● WHAT THIS TASK INVOLVES
Your task is to copy every line of the entries that contains "right".

Dataset items:
###

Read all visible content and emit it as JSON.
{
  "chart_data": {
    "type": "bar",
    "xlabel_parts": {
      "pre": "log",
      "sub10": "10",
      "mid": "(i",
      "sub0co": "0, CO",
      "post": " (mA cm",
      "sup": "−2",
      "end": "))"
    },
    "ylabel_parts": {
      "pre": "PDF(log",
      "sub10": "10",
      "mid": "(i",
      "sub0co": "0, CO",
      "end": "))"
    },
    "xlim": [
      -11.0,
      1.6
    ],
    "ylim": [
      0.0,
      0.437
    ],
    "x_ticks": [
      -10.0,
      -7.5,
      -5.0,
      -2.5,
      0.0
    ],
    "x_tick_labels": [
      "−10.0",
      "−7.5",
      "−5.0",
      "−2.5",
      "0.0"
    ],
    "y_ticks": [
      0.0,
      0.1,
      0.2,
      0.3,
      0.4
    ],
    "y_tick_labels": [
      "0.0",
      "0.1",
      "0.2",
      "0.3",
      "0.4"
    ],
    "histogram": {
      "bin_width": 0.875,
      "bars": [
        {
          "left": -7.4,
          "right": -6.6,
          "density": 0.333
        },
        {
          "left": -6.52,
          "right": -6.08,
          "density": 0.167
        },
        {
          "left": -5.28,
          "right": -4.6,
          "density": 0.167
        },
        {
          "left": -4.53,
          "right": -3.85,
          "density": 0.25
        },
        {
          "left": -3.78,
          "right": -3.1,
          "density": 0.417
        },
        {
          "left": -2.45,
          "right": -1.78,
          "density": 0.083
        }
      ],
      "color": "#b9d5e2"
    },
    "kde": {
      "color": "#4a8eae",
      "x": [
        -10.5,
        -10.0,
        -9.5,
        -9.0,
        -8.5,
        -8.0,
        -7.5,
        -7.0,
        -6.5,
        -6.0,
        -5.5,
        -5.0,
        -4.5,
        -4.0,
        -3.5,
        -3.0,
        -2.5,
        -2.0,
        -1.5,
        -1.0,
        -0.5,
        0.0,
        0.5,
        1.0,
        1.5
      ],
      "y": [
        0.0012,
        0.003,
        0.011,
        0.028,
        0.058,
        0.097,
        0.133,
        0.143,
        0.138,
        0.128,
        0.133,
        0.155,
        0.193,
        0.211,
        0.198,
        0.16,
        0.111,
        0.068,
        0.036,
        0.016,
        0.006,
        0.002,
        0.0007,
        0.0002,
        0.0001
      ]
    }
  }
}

###

● RESPONSE TO THE TASK
          "right": -6.6,
          "right": -6.08,
          "right": -4.6,
          "right": -3.85,
          "right": -3.1,
          "right": -1.78,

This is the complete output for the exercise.